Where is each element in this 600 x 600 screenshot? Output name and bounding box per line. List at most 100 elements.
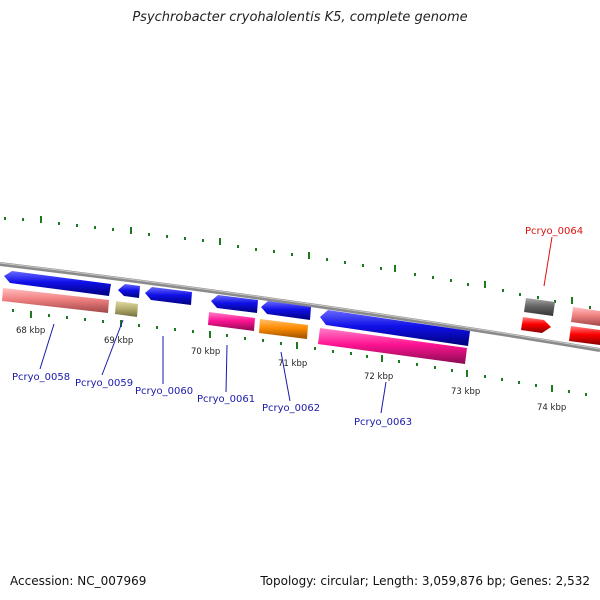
gene-label-Pcryo_0058[interactable]: Pcryo_0058: [12, 372, 70, 383]
minor-tick: [112, 228, 114, 231]
minor-tick: [450, 279, 452, 282]
rrna-Pcryo_0058[interactable]: [2, 288, 109, 313]
gene-label-Pcryo_0063[interactable]: Pcryo_0063: [354, 417, 412, 428]
leader-line-Pcryo_0061: [225, 344, 228, 393]
minor-tick: [255, 248, 257, 251]
gene-label-Pcryo_0060[interactable]: Pcryo_0060: [135, 386, 193, 397]
gene-Pcryo_0061-cds[interactable]: [211, 295, 258, 313]
gene-Pcryo_0058[interactable]: [4, 271, 111, 296]
reverse-strand-features: [2, 288, 600, 364]
inner-tick-ring: [12, 309, 587, 396]
minor-tick: [535, 384, 537, 387]
gene-Pcryo_0063-cds[interactable]: [320, 310, 470, 346]
scale-label-72kbp: 72 kbp: [364, 372, 393, 382]
major-tick: [381, 355, 383, 362]
minor-tick: [226, 334, 228, 337]
gene-labels: Pcryo_0058 Pcryo_0059 Pcryo_0060 Pcryo_0…: [12, 226, 583, 428]
minor-tick: [102, 320, 104, 323]
leader-line-Pcryo_0063: [380, 381, 387, 414]
major-tick: [120, 320, 122, 327]
minor-tick: [202, 239, 204, 242]
minor-tick: [432, 276, 434, 279]
minor-tick: [184, 237, 186, 240]
minor-tick: [467, 283, 469, 286]
minor-tick: [280, 342, 282, 345]
map-title: Psychrobacter cryohalolentis K5, complet…: [132, 10, 468, 25]
gene-Pcryo_0061[interactable]: [208, 312, 255, 331]
minor-tick: [84, 318, 86, 321]
minor-tick: [156, 326, 158, 329]
gene-Pcryo_0064-arrow[interactable]: [521, 317, 551, 333]
major-tick: [30, 311, 32, 318]
backbone-highlight: [0, 262, 600, 350]
minor-tick: [262, 339, 264, 342]
gene-label-Pcryo_0061[interactable]: Pcryo_0061: [197, 394, 255, 405]
major-tick: [551, 385, 553, 392]
leader-line-Pcryo_0058: [39, 323, 55, 370]
scale-label-73kbp: 73 kbp: [451, 387, 480, 397]
gene-label-Pcryo_0062[interactable]: Pcryo_0062: [262, 403, 320, 414]
minor-tick: [273, 250, 275, 253]
major-tick: [219, 238, 221, 245]
minor-tick: [502, 289, 504, 292]
scale-label-74kbp: 74 kbp: [537, 403, 566, 413]
minor-tick: [451, 369, 453, 372]
gene-Pcryo_0063[interactable]: [318, 328, 467, 364]
leader-line-Pcryo_0059: [101, 319, 124, 376]
minor-tick: [537, 296, 539, 299]
minor-tick: [76, 224, 78, 227]
genome-stats-label: Topology: circular; Length: 3,059,876 bp…: [260, 574, 590, 588]
minor-tick: [326, 258, 328, 261]
minor-tick: [12, 309, 14, 312]
gene-Pcryo_0062[interactable]: [259, 319, 308, 339]
label-leader-lines: [39, 236, 553, 414]
minor-tick: [48, 314, 50, 317]
minor-tick: [344, 261, 346, 264]
minor-tick: [434, 366, 436, 369]
major-tick: [40, 216, 42, 223]
minor-tick: [554, 300, 556, 303]
minor-tick: [585, 393, 587, 396]
minor-tick: [501, 378, 503, 381]
minor-tick: [589, 306, 591, 309]
minor-tick: [518, 381, 520, 384]
minor-tick: [362, 264, 364, 267]
feature-offscreen-right[interactable]: [571, 307, 600, 326]
major-tick: [308, 252, 310, 259]
major-tick: [484, 281, 486, 288]
gene-label-Pcryo_0059[interactable]: Pcryo_0059: [75, 378, 133, 389]
minor-tick: [416, 363, 418, 366]
gene-Pcryo_0064[interactable]: [524, 298, 555, 316]
leader-line-Pcryo_0064: [543, 236, 553, 287]
minor-tick: [166, 235, 168, 238]
leader-line-Pcryo_0062: [280, 351, 291, 402]
gene-Pcryo_0062-cds[interactable]: [261, 301, 311, 320]
scale-label-70kbp: 70 kbp: [191, 347, 220, 357]
scale-label-69kbp: 69 kbp: [104, 336, 133, 346]
minor-tick: [237, 245, 239, 248]
red-feature-offscreen-right[interactable]: [569, 326, 600, 345]
gene-label-Pcryo_0064[interactable]: Pcryo_0064: [525, 226, 583, 237]
major-tick: [394, 265, 396, 272]
minor-tick: [22, 218, 24, 221]
gene-Pcryo_0060[interactable]: [145, 287, 192, 305]
minor-tick: [314, 347, 316, 350]
minor-tick: [568, 390, 570, 393]
minor-tick: [174, 328, 176, 331]
minor-tick: [192, 330, 194, 333]
gene-Pcryo_0059[interactable]: [115, 301, 138, 317]
major-tick: [130, 227, 132, 234]
minor-tick: [94, 226, 96, 229]
genome-backbone: [0, 262, 600, 352]
minor-tick: [66, 316, 68, 319]
minor-tick: [414, 273, 416, 276]
outer-tick-ring: [4, 216, 591, 309]
minor-tick: [291, 253, 293, 256]
minor-tick: [58, 222, 60, 225]
major-tick: [209, 331, 211, 338]
gene-Pcryo_0059-cds[interactable]: [118, 284, 140, 298]
minor-tick: [380, 267, 382, 270]
minor-tick: [138, 324, 140, 327]
minor-tick: [350, 352, 352, 355]
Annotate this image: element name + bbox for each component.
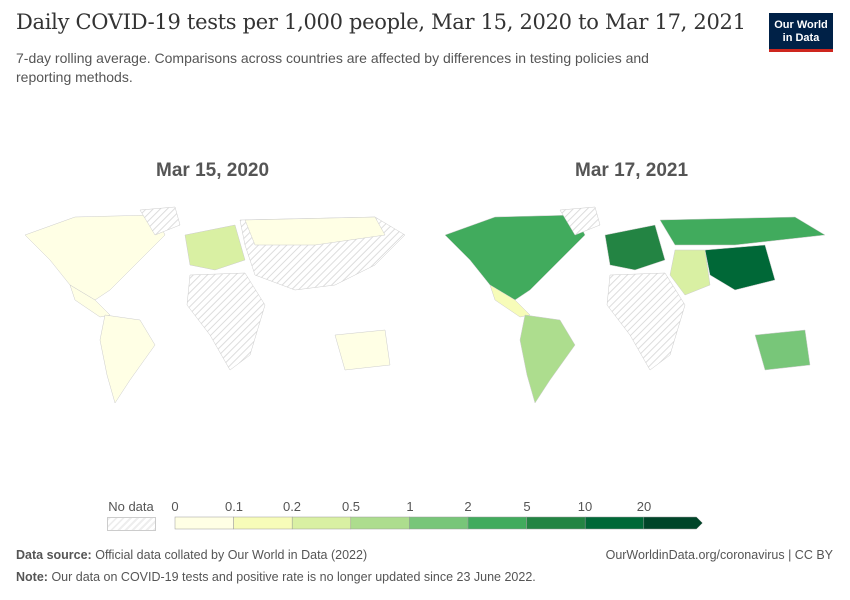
legend-tick: 0.5: [341, 499, 361, 514]
note: Note: Our data on COVID-19 tests and pos…: [16, 570, 536, 584]
legend-tick: 1: [406, 499, 414, 514]
region-europe: [604, 224, 666, 271]
legend-tick: 0.1: [224, 499, 244, 514]
region-australia: [754, 329, 811, 371]
legend-tick: 10: [577, 499, 593, 514]
legend-color-bar: [174, 516, 703, 530]
legend-bin[interactable]: [467, 516, 527, 530]
color-legend: No data 0 0.1 0.2 0.5 1 2 5 10 20: [0, 495, 850, 535]
legend-bin[interactable]: [643, 516, 703, 530]
legend-tick: 0: [171, 499, 179, 514]
region-china: [704, 244, 776, 291]
legend-bin[interactable]: [350, 516, 410, 530]
legend-tick: 0.2: [282, 499, 302, 514]
region-north-america: [24, 214, 166, 301]
legend-bin[interactable]: [291, 516, 352, 530]
legend-tick: 20: [636, 499, 652, 514]
chart-subtitle: 7-day rolling average. Comparisons acros…: [16, 50, 649, 85]
region-europe: [184, 224, 246, 271]
legend-no-data-swatch[interactable]: [107, 517, 156, 531]
region-south-america: [519, 314, 576, 404]
legend-no-data-label: No data: [108, 499, 154, 514]
region-africa: [186, 272, 266, 371]
legend-bin[interactable]: [233, 516, 293, 530]
world-map-2021[interactable]: [435, 205, 835, 405]
region-africa: [606, 272, 686, 371]
legend-bin[interactable]: [409, 516, 469, 530]
map-date-left: Mar 15, 2020: [156, 160, 270, 181]
world-map-2020[interactable]: [15, 205, 415, 405]
region-greenland: [559, 206, 601, 236]
region-south-asia: [669, 249, 711, 296]
region-australia: [334, 329, 391, 371]
map-date-right: Mar 17, 2021: [575, 160, 689, 181]
region-north-america: [444, 214, 586, 301]
legend-tick: 5: [523, 499, 531, 514]
legend-bin[interactable]: [174, 516, 234, 530]
legend-bin[interactable]: [584, 516, 645, 530]
chart-title: Daily COVID-19 tests per 1,000 people, M…: [16, 10, 746, 34]
owid-logo[interactable]: Our World in Data: [769, 13, 833, 52]
legend-tick: 2: [464, 499, 472, 514]
source-url-link[interactable]: OurWorldinData.org/coronavirus | CC BY: [605, 548, 833, 562]
region-greenland: [139, 206, 181, 236]
legend-bin[interactable]: [526, 516, 586, 530]
region-russia: [659, 216, 826, 246]
data-source: Data source: Official data collated by O…: [16, 548, 368, 562]
region-russia: [244, 216, 386, 246]
region-south-america: [99, 314, 156, 404]
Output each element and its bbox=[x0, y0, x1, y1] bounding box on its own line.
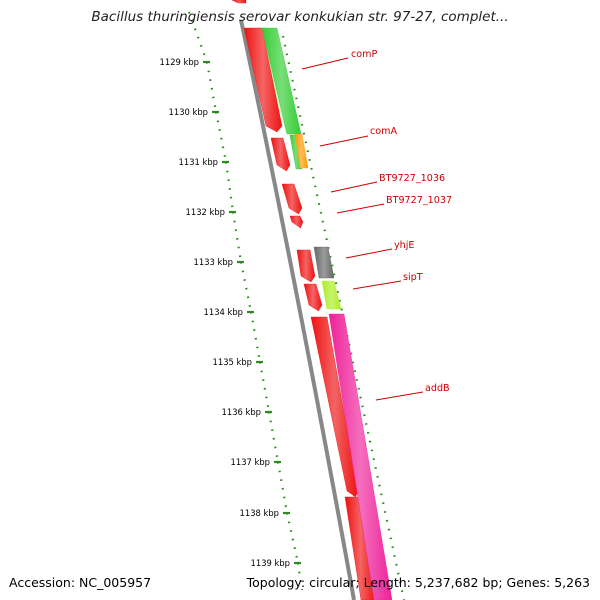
tick-dots bbox=[267, 411, 280, 463]
tick-dots bbox=[258, 361, 271, 413]
label-leader-BT9727_1036 bbox=[330, 181, 378, 193]
gene-label-BT9727_1036: BT9727_1036 bbox=[379, 173, 445, 184]
tick-dots bbox=[187, 11, 209, 63]
gene-label-BT9727_1037: BT9727_1037 bbox=[386, 195, 452, 206]
gene-mark-sipT bbox=[321, 280, 342, 310]
gene-label-addB: addB bbox=[425, 383, 450, 394]
cds-mark bbox=[289, 215, 304, 229]
gene-label-comP: comP bbox=[351, 49, 377, 60]
gene-mark-yhjE bbox=[313, 246, 335, 279]
tick-label: 1133 kbp bbox=[194, 257, 233, 267]
tick-dots bbox=[214, 111, 228, 163]
tick-label: 1136 kbp bbox=[222, 407, 261, 417]
label-leader-yhjE bbox=[345, 248, 393, 259]
gene-label-sipT: sipT bbox=[403, 272, 423, 283]
tick-label: 1130 kbp bbox=[169, 107, 208, 117]
tick-label: 1129 kbp bbox=[160, 57, 199, 67]
genome-summary: Topology: circular; Length: 5,237,682 bp… bbox=[246, 575, 590, 590]
cds-mark bbox=[344, 496, 377, 600]
label-leader-BT9727_1037 bbox=[336, 203, 385, 214]
tick-dots bbox=[205, 61, 218, 113]
tick-label: 1131 kbp bbox=[179, 157, 218, 167]
feature-tracks bbox=[231, 0, 393, 600]
tick-label: 1135 kbp bbox=[213, 357, 252, 367]
tick-dots bbox=[249, 311, 262, 363]
cds-mark bbox=[281, 183, 303, 215]
tick-label: 1139 kbp bbox=[251, 558, 290, 568]
gene-labels: comP comA BT9727_1036 BT9727_1037 yhjE sipT ad… bbox=[301, 49, 452, 401]
tick-dots bbox=[239, 261, 253, 313]
label-leader-addB bbox=[375, 391, 424, 401]
tick-dots bbox=[231, 211, 243, 263]
tick-dots bbox=[224, 161, 235, 213]
cds-mark bbox=[296, 249, 316, 283]
accession-text: Accession: NC_005957 bbox=[9, 575, 152, 590]
label-leader-sipT bbox=[352, 280, 402, 290]
tick-dots bbox=[285, 512, 300, 564]
tick-dots bbox=[276, 461, 289, 514]
cds-mark bbox=[310, 316, 359, 498]
cds-mark bbox=[270, 137, 291, 172]
label-leader-comP bbox=[301, 57, 349, 70]
map-title: Bacillus thuringiensis serovar konkukian… bbox=[91, 9, 509, 25]
backbone-line bbox=[239, 19, 356, 600]
gene-label-comA: comA bbox=[370, 126, 397, 137]
cds-mark bbox=[231, 0, 247, 4]
cds-mark bbox=[243, 27, 283, 133]
gene-mark-addB bbox=[328, 313, 393, 600]
tick-label: 1137 kbp bbox=[231, 457, 270, 467]
label-leader-comA bbox=[319, 135, 369, 147]
tick-label: 1132 kbp bbox=[186, 207, 225, 217]
tick-label: 1134 kbp bbox=[204, 307, 243, 317]
cds-mark bbox=[303, 283, 323, 312]
gene-mark-comA bbox=[294, 133, 309, 169]
gene-label-yhjE: yhjE bbox=[394, 240, 415, 251]
backbone bbox=[239, 19, 356, 600]
tick-label: 1138 kbp bbox=[240, 508, 279, 518]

■ ■ ■ ■

## Exercise details
Your reply should be one number, the count of lines in the data that include the word "COVID".

## Reply to the exercise
2